Description of the task | Can you reproduce the listing below line for line, without changing a single character?

(Data entries)
====

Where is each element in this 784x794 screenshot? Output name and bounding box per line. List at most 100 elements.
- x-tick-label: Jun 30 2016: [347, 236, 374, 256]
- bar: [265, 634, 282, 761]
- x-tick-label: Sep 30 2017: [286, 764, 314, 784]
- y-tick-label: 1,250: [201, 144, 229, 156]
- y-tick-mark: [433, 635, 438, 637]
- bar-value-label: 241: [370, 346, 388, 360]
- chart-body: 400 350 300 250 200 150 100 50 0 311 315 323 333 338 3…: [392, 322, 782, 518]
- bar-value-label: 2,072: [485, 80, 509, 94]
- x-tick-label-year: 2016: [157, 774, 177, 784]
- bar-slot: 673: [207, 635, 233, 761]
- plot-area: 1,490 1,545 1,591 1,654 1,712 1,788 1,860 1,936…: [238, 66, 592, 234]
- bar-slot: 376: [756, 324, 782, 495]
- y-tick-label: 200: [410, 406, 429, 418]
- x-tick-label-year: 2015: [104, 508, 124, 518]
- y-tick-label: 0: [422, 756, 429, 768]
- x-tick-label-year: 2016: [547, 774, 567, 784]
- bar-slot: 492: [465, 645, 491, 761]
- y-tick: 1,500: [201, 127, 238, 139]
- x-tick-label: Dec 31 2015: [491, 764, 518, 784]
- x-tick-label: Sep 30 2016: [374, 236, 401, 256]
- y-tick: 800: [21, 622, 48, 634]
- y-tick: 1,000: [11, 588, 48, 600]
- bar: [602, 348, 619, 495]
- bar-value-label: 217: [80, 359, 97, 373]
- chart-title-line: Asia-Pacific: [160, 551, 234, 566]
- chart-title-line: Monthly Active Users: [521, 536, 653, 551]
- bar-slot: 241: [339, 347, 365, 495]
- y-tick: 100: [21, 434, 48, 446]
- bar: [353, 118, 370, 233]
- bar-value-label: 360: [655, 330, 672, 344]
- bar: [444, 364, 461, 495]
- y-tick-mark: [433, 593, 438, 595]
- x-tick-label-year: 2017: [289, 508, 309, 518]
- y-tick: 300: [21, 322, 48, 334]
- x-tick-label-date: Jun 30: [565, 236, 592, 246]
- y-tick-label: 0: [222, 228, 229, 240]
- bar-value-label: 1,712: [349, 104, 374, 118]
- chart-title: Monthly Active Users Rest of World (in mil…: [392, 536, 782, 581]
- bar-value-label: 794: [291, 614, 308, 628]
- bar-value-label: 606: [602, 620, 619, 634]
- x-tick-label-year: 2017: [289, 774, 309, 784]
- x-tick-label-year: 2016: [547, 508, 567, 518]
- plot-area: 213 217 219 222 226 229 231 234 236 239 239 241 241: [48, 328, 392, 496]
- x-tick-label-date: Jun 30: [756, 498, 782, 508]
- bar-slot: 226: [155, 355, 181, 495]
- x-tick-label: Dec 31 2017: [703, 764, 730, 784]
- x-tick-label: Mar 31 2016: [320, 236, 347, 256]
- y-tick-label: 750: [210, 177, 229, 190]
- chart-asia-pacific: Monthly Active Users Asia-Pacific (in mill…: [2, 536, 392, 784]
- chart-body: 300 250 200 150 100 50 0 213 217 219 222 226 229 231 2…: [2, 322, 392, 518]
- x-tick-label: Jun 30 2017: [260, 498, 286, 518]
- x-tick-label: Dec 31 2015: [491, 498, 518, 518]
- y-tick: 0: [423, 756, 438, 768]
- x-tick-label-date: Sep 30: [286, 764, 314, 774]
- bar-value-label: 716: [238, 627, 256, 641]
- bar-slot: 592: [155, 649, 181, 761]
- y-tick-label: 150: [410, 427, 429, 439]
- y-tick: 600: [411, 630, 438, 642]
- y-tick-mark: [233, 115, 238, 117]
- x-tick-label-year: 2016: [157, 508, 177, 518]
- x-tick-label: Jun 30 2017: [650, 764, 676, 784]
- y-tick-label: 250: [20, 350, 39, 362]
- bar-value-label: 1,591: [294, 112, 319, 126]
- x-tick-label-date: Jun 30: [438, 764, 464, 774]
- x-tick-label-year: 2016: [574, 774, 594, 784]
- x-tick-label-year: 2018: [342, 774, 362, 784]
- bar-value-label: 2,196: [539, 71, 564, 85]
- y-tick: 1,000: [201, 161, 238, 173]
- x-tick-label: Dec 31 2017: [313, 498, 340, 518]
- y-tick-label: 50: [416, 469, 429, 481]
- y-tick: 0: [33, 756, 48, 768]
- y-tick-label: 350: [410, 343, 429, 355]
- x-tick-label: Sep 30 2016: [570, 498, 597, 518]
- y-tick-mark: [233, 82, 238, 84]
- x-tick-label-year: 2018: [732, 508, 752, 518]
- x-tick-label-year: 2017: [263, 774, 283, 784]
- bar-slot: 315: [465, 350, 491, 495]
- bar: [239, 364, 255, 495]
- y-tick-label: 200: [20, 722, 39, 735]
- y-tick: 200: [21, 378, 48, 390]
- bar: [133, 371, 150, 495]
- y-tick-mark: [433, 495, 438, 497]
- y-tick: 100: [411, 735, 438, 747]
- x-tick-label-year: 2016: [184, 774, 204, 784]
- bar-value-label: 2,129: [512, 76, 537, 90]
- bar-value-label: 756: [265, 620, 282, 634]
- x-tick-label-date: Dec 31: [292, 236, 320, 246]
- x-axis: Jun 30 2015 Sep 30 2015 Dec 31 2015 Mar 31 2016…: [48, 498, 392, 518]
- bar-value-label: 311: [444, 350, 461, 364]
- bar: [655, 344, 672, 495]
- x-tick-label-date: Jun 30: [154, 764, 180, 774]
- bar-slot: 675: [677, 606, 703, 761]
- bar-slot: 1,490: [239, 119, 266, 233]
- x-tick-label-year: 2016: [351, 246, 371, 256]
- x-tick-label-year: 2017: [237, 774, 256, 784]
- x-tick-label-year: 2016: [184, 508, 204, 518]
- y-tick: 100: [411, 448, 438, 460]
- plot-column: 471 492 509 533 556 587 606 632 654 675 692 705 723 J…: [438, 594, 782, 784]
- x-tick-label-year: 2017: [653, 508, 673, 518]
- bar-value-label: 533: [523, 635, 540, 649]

====

Answer to this task |
Where is each element in this 784x794 screenshot? Output name and bounding box per line. List at most 100 elements.
- x-tick-label: Jun 30 2016: [347, 236, 374, 256]
- bar: [265, 634, 282, 761]
- x-tick-label: Sep 30 2017: [286, 764, 314, 784]
- y-tick-label: 1,250: [201, 144, 229, 156]
- y-tick-mark: [433, 635, 438, 637]
- bar-value-label: 241: [370, 346, 388, 360]
- chart-body: 400 350 300 250 200 150 100 50 0 311 315 323 333 338 3…: [392, 322, 782, 518]
- bar-value-label: 2,072: [485, 80, 509, 94]
- x-tick-label-year: 2016: [157, 774, 177, 784]
- bar-slot: 673: [207, 635, 233, 761]
- plot-area: 1,490 1,545 1,591 1,654 1,712 1,788 1,860 1,936…: [238, 66, 592, 234]
- bar-slot: 376: [756, 324, 782, 495]
- y-tick-label: 200: [410, 406, 429, 418]
- x-tick-label-year: 2015: [104, 508, 124, 518]
- y-tick-label: 0: [422, 756, 429, 768]
- x-tick-label-year: 2016: [547, 774, 567, 784]
- bar-slot: 492: [465, 645, 491, 761]
- y-tick: 1,500: [201, 127, 238, 139]
- x-tick-label: Dec 31 2015: [491, 764, 518, 784]
- x-tick-label: Sep 30 2016: [374, 236, 401, 256]
- y-tick: 800: [21, 622, 48, 634]
- y-tick: 1,000: [11, 588, 48, 600]
- bar: [602, 348, 619, 495]
- bar-value-label: 217: [80, 359, 97, 373]
- chart-title-line: Asia-Pacific: [160, 551, 234, 566]
- chart-title-line: Monthly Active Users: [521, 536, 653, 551]
- bar-slot: 241: [339, 347, 365, 495]
- y-tick: 100: [21, 434, 48, 446]
- bar: [353, 118, 370, 233]
- bar-value-label: 360: [655, 330, 672, 344]
- bar: [444, 364, 461, 495]
- y-tick-mark: [433, 593, 438, 595]
- x-tick-label-year: 2017: [289, 508, 309, 518]
- y-tick: 300: [21, 322, 48, 334]
- x-tick-label-date: Jun 30: [565, 236, 592, 246]
- y-tick-label: 0: [222, 228, 229, 240]
- bar-value-label: 1,712: [349, 104, 374, 118]
- chart-title: Monthly Active Users Rest of World (in mil…: [392, 536, 782, 581]
- bar-value-label: 794: [291, 614, 308, 628]
- bar-value-label: 606: [602, 620, 619, 634]
- x-tick-label-year: 2017: [289, 774, 309, 784]
- x-tick-label-year: 2016: [547, 508, 567, 518]
- plot-area: 213 217 219 222 226 229 231 234 236 239 239 241 241: [48, 328, 392, 496]
- x-tick-label-date: Jun 30: [756, 498, 782, 508]
- bar-slot: 226: [155, 355, 181, 495]
- x-tick-label: Dec 31 2017: [703, 764, 730, 784]
- x-tick-label: Mar 31 2016: [320, 236, 347, 256]
- y-tick-label: 750: [210, 177, 229, 190]
- chart-asia-pacific: Monthly Active Users Asia-Pacific (in mill…: [2, 536, 392, 784]
- chart-body: 300 250 200 150 100 50 0 213 217 219 222 226 229 231 2…: [2, 322, 392, 518]
- x-tick-label: Jun 30 2017: [260, 498, 286, 518]
- x-tick-label: Dec 31 2015: [491, 498, 518, 518]
- y-tick: 0: [423, 756, 438, 768]
- x-tick-label-date: Sep 30: [286, 764, 314, 774]
- bar-value-label: 716: [238, 627, 256, 641]
- bar-slot: 592: [155, 649, 181, 761]
- y-tick-label: 150: [410, 427, 429, 439]
- y-tick: 600: [411, 630, 438, 642]
- y-tick-mark: [233, 115, 238, 117]
- x-tick-label-year: 2016: [157, 508, 177, 518]
- x-tick-label: Jun 30 2017: [650, 764, 676, 784]
- y-tick-label: 250: [20, 350, 39, 362]
- bar-value-label: 1,591: [294, 112, 319, 126]
- x-tick-label-date: Jun 30: [438, 764, 464, 774]
- x-tick-label-year: 2016: [574, 774, 594, 784]
- x-tick-label-year: 2018: [342, 774, 362, 784]
- bar-value-label: 2,196: [539, 71, 564, 85]
- y-tick: 1,000: [201, 161, 238, 173]
- x-tick-label: Dec 31 2017: [313, 498, 340, 518]
- y-tick-label: 50: [416, 469, 429, 481]
- y-tick: 0: [33, 756, 48, 768]
- y-tick-label: 350: [410, 343, 429, 355]
- x-tick-label: Sep 30 2016: [570, 498, 597, 518]
- y-tick-mark: [233, 82, 238, 84]
- x-tick-label-year: 2018: [732, 508, 752, 518]
- x-tick-label-year: 2017: [263, 774, 283, 784]
- bar-slot: 315: [465, 350, 491, 495]
- bar: [239, 364, 255, 495]
- y-tick-label: 200: [20, 722, 39, 735]
- y-tick: 200: [21, 378, 48, 390]
- bar: [133, 371, 150, 495]
- y-tick-mark: [433, 495, 438, 497]
- y-tick: 100: [411, 735, 438, 747]
- x-tick-label-year: 2016: [184, 774, 204, 784]
- bar-value-label: 2,129: [512, 76, 537, 90]
- bar-value-label: 756: [265, 620, 282, 634]
- x-tick-label-date: Dec 31: [292, 236, 320, 246]
- x-axis: Jun 30 2015 Sep 30 2015 Dec 31 2015 Mar 31 2016…: [48, 498, 392, 518]
- bar-value-label: 311: [444, 350, 461, 364]
- bar: [655, 344, 672, 495]
- x-tick-label-date: Jun 30: [154, 764, 180, 774]
- bar-slot: 675: [677, 606, 703, 761]
- bar-slot: 1,490: [239, 119, 266, 233]
- x-tick-label-year: 2016: [351, 246, 371, 256]
- x-tick-label-year: 2017: [237, 774, 256, 784]
- x-tick-label-year: 2016: [184, 508, 204, 518]
- y-tick: 100: [411, 448, 438, 460]
- plot-column: 471 492 509 533 556 587 606 632 654 675 692 705 723 J…: [438, 594, 782, 784]
- x-tick-label-year: 2017: [653, 508, 673, 518]
- bar-value-label: 533: [523, 635, 540, 649]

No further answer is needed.